#### What this task involves
Identify every line in the records below that contains the word "mention", and copy each of those lines.

Data excerpts: Begin

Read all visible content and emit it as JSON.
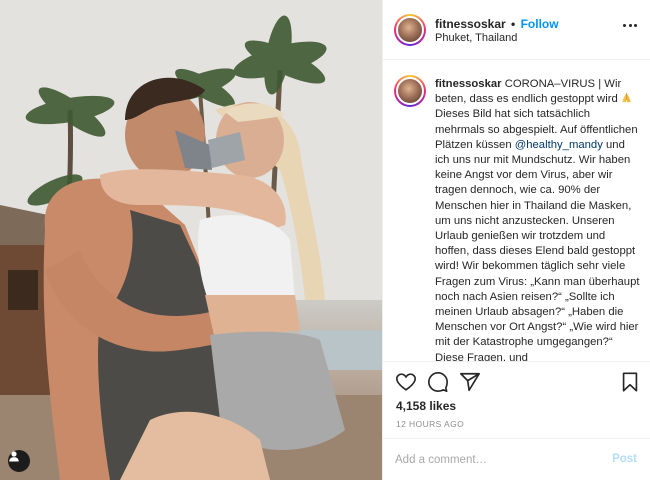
{
  "post": {
    "username": "fitnessoskar",
    "follow_label": "Follow",
    "location": "Phuket, Thailand",
    "caption": {
      "author": "fitnessoskar",
      "text_part1": " CORONA–VIRUS | Wir beten, dass es endlich gestoppt wird ",
      "emoji_icon": "folded-hands-icon",
      "text_part2": " Dieses Bild hat sich tatsächlich mehrmals so abgespielt. Auf öffentlichen Plätzen küssen ",
      "mention": "@healthy_mandy",
      "text_part3": " und ich uns nur mit Mundschutz. Wir haben keine Angst vor dem Virus, aber wir tragen dennoch, wie ca. 90% der Menschen hier in Thailand die Masken, um uns nicht anzustecken. Unseren Urlaub genießen wir trotzdem und hoffen, dass dieses Elend bald gestoppt wird! Wir bekommen täglich sehr viele Fragen zum Virus: „Kann man überhaupt noch nach Asien reisen?“ „Sollte ich meinen Urlaub absagen?“ „Haben die Menschen vor Ort Angst?“ „Wie wird hier mit der Katastrophe umgegangen?“ Diese Fragen, und"
    },
    "likes": "4,158 likes",
    "timestamp": "12 HOURS AGO",
    "comment_placeholder": "Add a comment…",
    "post_label": "Post"
  },
  "colors": {
    "link_blue": "#0095f6",
    "post_disabled": "#b2dffc",
    "mention": "#00376b"
  }
}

Data excerpts: End

#### Output for this exercise
      "mention": "@healthy_mandy",
    "mention": "#00376b"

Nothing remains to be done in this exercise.